* **Exercise requirements**
The listing beneath should be written out in full, exactly as shown.

* **Rows**
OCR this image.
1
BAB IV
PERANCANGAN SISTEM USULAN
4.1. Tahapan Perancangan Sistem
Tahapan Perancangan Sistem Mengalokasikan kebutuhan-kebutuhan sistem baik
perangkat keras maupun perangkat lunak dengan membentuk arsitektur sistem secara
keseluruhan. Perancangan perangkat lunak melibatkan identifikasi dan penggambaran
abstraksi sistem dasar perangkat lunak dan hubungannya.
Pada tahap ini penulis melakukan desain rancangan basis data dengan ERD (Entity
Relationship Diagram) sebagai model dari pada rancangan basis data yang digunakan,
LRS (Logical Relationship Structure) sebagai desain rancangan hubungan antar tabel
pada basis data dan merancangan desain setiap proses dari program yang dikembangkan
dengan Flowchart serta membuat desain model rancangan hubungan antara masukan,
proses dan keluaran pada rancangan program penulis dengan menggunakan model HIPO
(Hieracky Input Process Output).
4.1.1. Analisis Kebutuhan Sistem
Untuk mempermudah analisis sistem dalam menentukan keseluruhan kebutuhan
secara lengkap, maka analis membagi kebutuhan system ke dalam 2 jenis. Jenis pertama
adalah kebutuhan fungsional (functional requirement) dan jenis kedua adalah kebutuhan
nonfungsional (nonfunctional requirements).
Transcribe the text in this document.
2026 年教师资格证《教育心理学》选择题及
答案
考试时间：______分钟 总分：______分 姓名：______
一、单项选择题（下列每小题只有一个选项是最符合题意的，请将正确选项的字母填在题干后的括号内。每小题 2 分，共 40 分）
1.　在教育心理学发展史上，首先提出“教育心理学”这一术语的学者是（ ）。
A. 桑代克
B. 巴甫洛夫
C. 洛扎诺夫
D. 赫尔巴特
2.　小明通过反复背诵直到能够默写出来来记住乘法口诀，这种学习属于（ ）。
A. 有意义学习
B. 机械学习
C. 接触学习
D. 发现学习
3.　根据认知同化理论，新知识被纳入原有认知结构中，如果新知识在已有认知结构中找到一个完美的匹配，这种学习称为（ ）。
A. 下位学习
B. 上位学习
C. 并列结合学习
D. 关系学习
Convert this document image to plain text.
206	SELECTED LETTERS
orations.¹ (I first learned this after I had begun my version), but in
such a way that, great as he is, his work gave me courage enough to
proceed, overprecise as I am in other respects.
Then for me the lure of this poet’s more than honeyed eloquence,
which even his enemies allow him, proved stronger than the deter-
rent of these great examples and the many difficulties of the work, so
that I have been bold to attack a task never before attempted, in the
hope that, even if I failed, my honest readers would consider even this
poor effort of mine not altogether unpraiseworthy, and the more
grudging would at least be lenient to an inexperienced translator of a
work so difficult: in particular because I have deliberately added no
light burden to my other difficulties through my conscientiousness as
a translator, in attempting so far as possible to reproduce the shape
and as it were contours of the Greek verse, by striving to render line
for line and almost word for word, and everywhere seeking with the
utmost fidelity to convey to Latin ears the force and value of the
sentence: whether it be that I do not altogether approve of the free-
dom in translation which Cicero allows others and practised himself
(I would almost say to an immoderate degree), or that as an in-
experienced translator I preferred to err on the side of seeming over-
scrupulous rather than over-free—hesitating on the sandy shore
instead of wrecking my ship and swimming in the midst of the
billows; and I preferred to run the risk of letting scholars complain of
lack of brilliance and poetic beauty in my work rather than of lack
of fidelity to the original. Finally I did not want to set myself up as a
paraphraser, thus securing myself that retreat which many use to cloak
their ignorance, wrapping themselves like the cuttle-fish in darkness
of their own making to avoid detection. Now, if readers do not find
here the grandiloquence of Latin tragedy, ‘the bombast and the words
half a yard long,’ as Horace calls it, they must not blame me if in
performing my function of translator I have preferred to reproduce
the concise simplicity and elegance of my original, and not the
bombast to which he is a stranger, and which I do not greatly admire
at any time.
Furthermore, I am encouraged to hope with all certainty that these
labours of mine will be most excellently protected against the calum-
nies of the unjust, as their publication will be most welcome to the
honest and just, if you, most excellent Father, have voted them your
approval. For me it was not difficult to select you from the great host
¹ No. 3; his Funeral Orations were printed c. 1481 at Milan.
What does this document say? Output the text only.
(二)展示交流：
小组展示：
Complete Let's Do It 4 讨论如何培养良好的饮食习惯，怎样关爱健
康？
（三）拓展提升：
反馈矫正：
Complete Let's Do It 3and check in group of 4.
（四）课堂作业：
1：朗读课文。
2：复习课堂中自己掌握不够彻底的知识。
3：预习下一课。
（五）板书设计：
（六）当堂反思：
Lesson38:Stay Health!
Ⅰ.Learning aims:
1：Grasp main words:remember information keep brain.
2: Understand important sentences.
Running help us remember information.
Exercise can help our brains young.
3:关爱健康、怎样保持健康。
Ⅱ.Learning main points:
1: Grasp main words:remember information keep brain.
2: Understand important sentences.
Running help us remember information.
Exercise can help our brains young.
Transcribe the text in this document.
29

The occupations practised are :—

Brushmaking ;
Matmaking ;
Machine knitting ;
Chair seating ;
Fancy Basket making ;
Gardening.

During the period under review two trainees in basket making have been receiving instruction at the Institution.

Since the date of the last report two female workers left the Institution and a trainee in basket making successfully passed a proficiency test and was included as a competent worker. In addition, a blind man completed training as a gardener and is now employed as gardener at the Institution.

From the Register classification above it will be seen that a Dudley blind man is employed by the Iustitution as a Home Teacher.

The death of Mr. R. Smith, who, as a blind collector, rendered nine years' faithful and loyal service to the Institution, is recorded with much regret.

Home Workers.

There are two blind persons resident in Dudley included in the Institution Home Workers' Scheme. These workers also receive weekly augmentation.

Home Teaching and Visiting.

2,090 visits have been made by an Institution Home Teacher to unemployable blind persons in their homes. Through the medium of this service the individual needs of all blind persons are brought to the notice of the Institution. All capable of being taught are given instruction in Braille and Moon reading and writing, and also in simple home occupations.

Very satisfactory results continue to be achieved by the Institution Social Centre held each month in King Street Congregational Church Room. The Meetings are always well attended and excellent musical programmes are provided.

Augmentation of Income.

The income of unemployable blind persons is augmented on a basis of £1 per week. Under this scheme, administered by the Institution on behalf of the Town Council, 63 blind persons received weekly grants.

* **Reply to the exercise**
OCR this image.
1
BAB IV
PERANCANGAN SISTEM USULAN
4.1. Tahapan Perancangan Sistem
Tahapan Perancangan Sistem Mengalokasikan kebutuhan-kebutuhan sistem baik
perangkat keras maupun perangkat lunak dengan membentuk arsitektur sistem secara
keseluruhan. Perancangan perangkat lunak melibatkan identifikasi dan penggambaran
abstraksi sistem dasar perangkat lunak dan hubungannya.
Pada tahap ini penulis melakukan desain rancangan basis data dengan ERD (Entity
Relationship Diagram) sebagai model dari pada rancangan basis data yang digunakan,
LRS (Logical Relationship Structure) sebagai desain rancangan hubungan antar tabel
pada basis data dan merancangan desain setiap proses dari program yang dikembangkan
dengan Flowchart serta membuat desain model rancangan hubungan antara masukan,
proses dan keluaran pada rancangan program penulis dengan menggunakan model HIPO
(Hieracky Input Process Output).
4.1.1. Analisis Kebutuhan Sistem
Untuk mempermudah analisis sistem dalam menentukan keseluruhan kebutuhan
secara lengkap, maka analis membagi kebutuhan system ke dalam 2 jenis. Jenis pertama
adalah kebutuhan fungsional (functional requirement) dan jenis kedua adalah kebutuhan
nonfungsional (nonfunctional requirements).
Transcribe the text in this document.
2026 年教师资格证《教育心理学》选择题及
答案
考试时间：______分钟 总分：______分 姓名：______
一、单项选择题（下列每小题只有一个选项是最符合题意的，请将正确选项的字母填在题干后的括号内。每小题 2 分，共 40 分）
1.　在教育心理学发展史上，首先提出“教育心理学”这一术语的学者是（ ）。
A. 桑代克
B. 巴甫洛夫
C. 洛扎诺夫
D. 赫尔巴特
2.　小明通过反复背诵直到能够默写出来来记住乘法口诀，这种学习属于（ ）。
A. 有意义学习
B. 机械学习
C. 接触学习
D. 发现学习
3.　根据认知同化理论，新知识被纳入原有认知结构中，如果新知识在已有认知结构中找到一个完美的匹配，这种学习称为（ ）。
A. 下位学习
B. 上位学习
C. 并列结合学习
D. 关系学习
Convert this document image to plain text.
206	SELECTED LETTERS
orations.¹ (I first learned this after I had begun my version), but in
such a way that, great as he is, his work gave me courage enough to
proceed, overprecise as I am in other respects.
Then for me the lure of this poet’s more than honeyed eloquence,
which even his enemies allow him, proved stronger than the deter-
rent of these great examples and the many difficulties of the work, so
that I have been bold to attack a task never before attempted, in the
hope that, even if I failed, my honest readers would consider even this
poor effort of mine not altogether unpraiseworthy, and the more
grudging would at least be lenient to an inexperienced translator of a
work so difficult: in particular because I have deliberately added no
light burden to my other difficulties through my conscientiousness as
a translator, in attempting so far as possible to reproduce the shape
and as it were contours of the Greek verse, by striving to render line
for line and almost word for word, and everywhere seeking with the
utmost fidelity to convey to Latin ears the force and value of the
sentence: whether it be that I do not altogether approve of the free-
dom in translation which Cicero allows others and practised himself
(I would almost say to an immoderate degree), or that as an in-
experienced translator I preferred to err on the side of seeming over-
scrupulous rather than over-free—hesitating on the sandy shore
instead of wrecking my ship and swimming in the midst of the
billows; and I preferred to run the risk of letting scholars complain of
lack of brilliance and poetic beauty in my work rather than of lack
of fidelity to the original. Finally I did not want to set myself up as a
paraphraser, thus securing myself that retreat which many use to cloak
their ignorance, wrapping themselves like the cuttle-fish in darkness
of their own making to avoid detection. Now, if readers do not find
here the grandiloquence of Latin tragedy, ‘the bombast and the words
half a yard long,’ as Horace calls it, they must not blame me if in
performing my function of translator I have preferred to reproduce
the concise simplicity and elegance of my original, and not the
bombast to which he is a stranger, and which I do not greatly admire
at any time.
Furthermore, I am encouraged to hope with all certainty that these
labours of mine will be most excellently protected against the calum-
nies of the unjust, as their publication will be most welcome to the
honest and just, if you, most excellent Father, have voted them your
approval. For me it was not difficult to select you from the great host
¹ No. 3; his Funeral Orations were printed c. 1481 at Milan.
What does this document say? Output the text only.
(二)展示交流：
小组展示：
Complete Let's Do It 4 讨论如何培养良好的饮食习惯，怎样关爱健
康？
（三）拓展提升：
反馈矫正：
Complete Let's Do It 3and check in group of 4.
（四）课堂作业：
1：朗读课文。
2：复习课堂中自己掌握不够彻底的知识。
3：预习下一课。
（五）板书设计：
（六）当堂反思：
Lesson38:Stay Health!
Ⅰ.Learning aims:
1：Grasp main words:remember information keep brain.
2: Understand important sentences.
Running help us remember information.
Exercise can help our brains young.
3:关爱健康、怎样保持健康。
Ⅱ.Learning main points:
1: Grasp main words:remember information keep brain.
2: Understand important sentences.
Running help us remember information.
Exercise can help our brains young.
Transcribe the text in this document.
29

The occupations practised are :—

Brushmaking ;
Matmaking ;
Machine knitting ;
Chair seating ;
Fancy Basket making ;
Gardening.

During the period under review two trainees in basket making have been receiving instruction at the Institution.

Since the date of the last report two female workers left the Institution and a trainee in basket making successfully passed a proficiency test and was included as a competent worker. In addition, a blind man completed training as a gardener and is now employed as gardener at the Institution.

From the Register classification above it will be seen that a Dudley blind man is employed by the Iustitution as a Home Teacher.

The death of Mr. R. Smith, who, as a blind collector, rendered nine years' faithful and loyal service to the Institution, is recorded with much regret.

Home Workers.

There are two blind persons resident in Dudley included in the Institution Home Workers' Scheme. These workers also receive weekly augmentation.

Home Teaching and Visiting.

2,090 visits have been made by an Institution Home Teacher to unemployable blind persons in their homes. Through the medium of this service the individual needs of all blind persons are brought to the notice of the Institution. All capable of being taught are given instruction in Braille and Moon reading and writing, and also in simple home occupations.

Very satisfactory results continue to be achieved by the Institution Social Centre held each month in King Street Congregational Church Room. The Meetings are always well attended and excellent musical programmes are provided.

Augmentation of Income.

The income of unemployable blind persons is augmented on a basis of £1 per week. Under this scheme, administered by the Institution on behalf of the Town Council, 63 blind persons received weekly grants.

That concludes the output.